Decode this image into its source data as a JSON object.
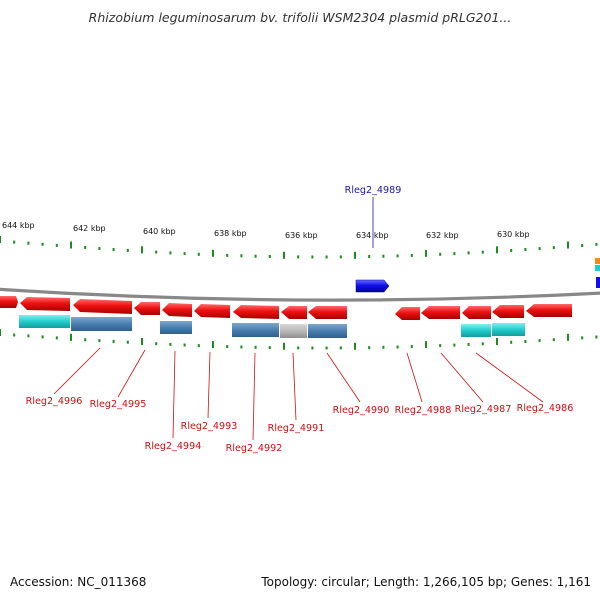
{
  "title": "Rhizobium leguminosarum bv. trifolii WSM2304 plasmid pRLG201...",
  "footer": {
    "accession": "Accession: NC_011368",
    "summary": "Topology: circular; Length: 1,266,105 bp; Genes: 1,161"
  },
  "scale_labels": [
    "644 kbp",
    "642 kbp",
    "640 kbp",
    "638 kbp",
    "636 kbp",
    "634 kbp",
    "632 kbp",
    "630 kbp"
  ],
  "top_labels": [
    "Rleg2_4989"
  ],
  "bottom_labels": [
    "Rleg2_4996",
    "Rleg2_4995",
    "Rleg2_4994",
    "Rleg2_4993",
    "Rleg2_4992",
    "Rleg2_4991",
    "Rleg2_4990",
    "Rleg2_4988",
    "Rleg2_4987",
    "Rleg2_4986"
  ],
  "colors": {
    "backbone": "#888888",
    "reverse_gene": "#ee1111",
    "forward_gene": "#1010ee",
    "tick": "#1f8a1f",
    "top_label": "#1a1aaa",
    "bottom_label": "#cc1111",
    "cog_cyan": "#22cccc",
    "cog_steel": "#4a7fb0",
    "cog_grey": "#b8b8b8"
  }
}
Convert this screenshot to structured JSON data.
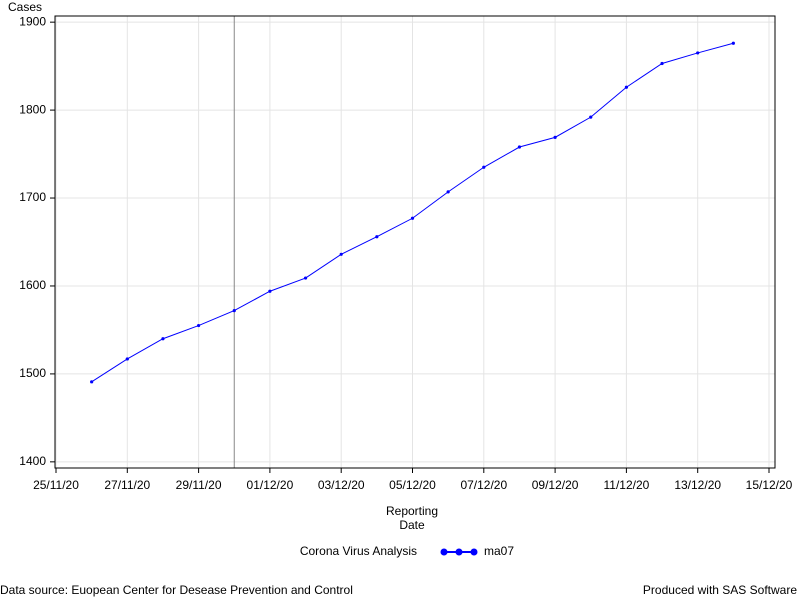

Problem description
Write the entries out again exactly as they appear, with the pictures omitted.

Output
Decode this image into its source data as a JSON object.
{
  "title": "Rhizobium leguminosarum bv. trifolii WSM2304 plasmid pRLG201...",
  "footer": {
    "accession": "Accession: NC_011368",
    "summary": "Topology: circular; Length: 1,266,105 bp; Genes: 1,161"
  },
  "scale_labels": [
    "644 kbp",
    "642 kbp",
    "640 kbp",
    "638 kbp",
    "636 kbp",
    "634 kbp",
    "632 kbp",
    "630 kbp"
  ],
  "top_labels": [
    "Rleg2_4989"
  ],
  "bottom_labels": [
    "Rleg2_4996",
    "Rleg2_4995",
    "Rleg2_4994",
    "Rleg2_4993",
    "Rleg2_4992",
    "Rleg2_4991",
    "Rleg2_4990",
    "Rleg2_4988",
    "Rleg2_4987",
    "Rleg2_4986"
  ],
  "colors": {
    "backbone": "#888888",
    "reverse_gene": "#ee1111",
    "forward_gene": "#1010ee",
    "tick": "#1f8a1f",
    "top_label": "#1a1aaa",
    "bottom_label": "#cc1111",
    "cog_cyan": "#22cccc",
    "cog_steel": "#4a7fb0",
    "cog_grey": "#b8b8b8"
  }
}
Convert this screenshot to structured JSON data.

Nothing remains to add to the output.